# What is expected
Copy out every entry below, swapping each occurrence of "driver-screw" for "driver-bolt" and leaving everything else unchanged. Omit the pictures from your answer.

# Given data

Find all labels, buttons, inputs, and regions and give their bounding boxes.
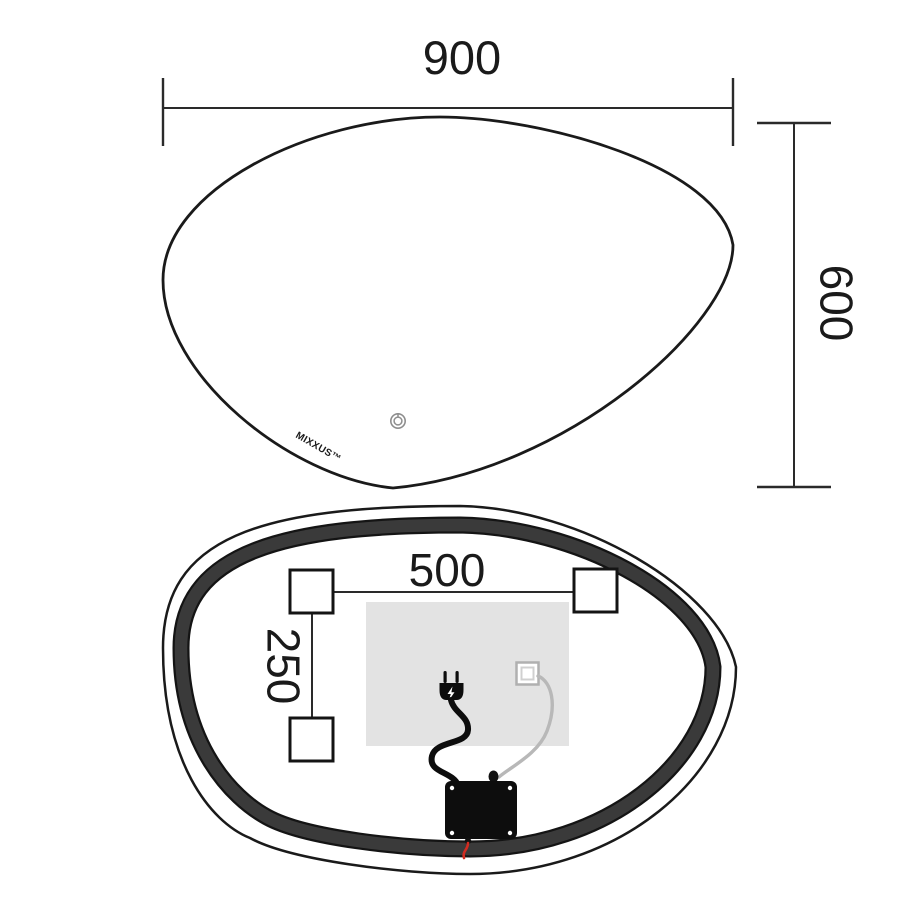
driver-screw — [508, 786, 512, 790]
mounting-bracket-top-right — [574, 569, 617, 612]
front-view: MIXXUS™ — [163, 117, 733, 488]
plug-prong-left — [444, 671, 447, 683]
cable-gland — [489, 771, 499, 783]
dim-label-height: 600 — [810, 265, 862, 342]
dim-label-mount-height: 250 — [257, 628, 309, 705]
mirror-front-outline — [163, 117, 733, 488]
technical-drawing: MIXXUS™ 900 600 500 250 — [0, 0, 900, 900]
dim-label-mount-width: 500 — [409, 544, 486, 596]
driver-screw — [508, 831, 512, 835]
plug-prong-right — [456, 671, 459, 683]
driver-screw — [450, 831, 454, 835]
mounting-bracket-bottom-left — [290, 718, 333, 761]
driver-screw — [450, 786, 454, 790]
mounting-bracket-top-left — [290, 570, 333, 613]
driver-box — [445, 781, 517, 839]
sensor-connector — [517, 663, 539, 685]
dim-label-width: 900 — [423, 31, 501, 84]
rear-view: 500 250 — [163, 506, 736, 874]
mirror-dimension-diagram: MIXXUS™ 900 600 500 250 — [0, 0, 900, 900]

# Exercise output
Find all labels, buttons, inputs, and regions and give their bounding boxes.
driver-bolt — [508, 786, 512, 790]
mounting-bracket-top-right — [574, 569, 617, 612]
front-view: MIXXUS™ — [163, 117, 733, 488]
plug-prong-left — [444, 671, 447, 683]
cable-gland — [489, 771, 499, 783]
dim-label-height: 600 — [810, 265, 862, 342]
dim-label-mount-height: 250 — [257, 628, 309, 705]
mirror-front-outline — [163, 117, 733, 488]
technical-drawing: MIXXUS™ 900 600 500 250 — [0, 0, 900, 900]
dim-label-mount-width: 500 — [409, 544, 486, 596]
driver-bolt — [508, 831, 512, 835]
plug-prong-right — [456, 671, 459, 683]
driver-bolt — [450, 831, 454, 835]
mounting-bracket-bottom-left — [290, 718, 333, 761]
driver-bolt — [450, 786, 454, 790]
mounting-bracket-top-left — [290, 570, 333, 613]
driver-box — [445, 781, 517, 839]
sensor-connector — [517, 663, 539, 685]
dim-label-width: 900 — [423, 31, 501, 84]
rear-view: 500 250 — [163, 506, 736, 874]
mirror-dimension-diagram: MIXXUS™ 900 600 500 250 — [0, 0, 900, 900]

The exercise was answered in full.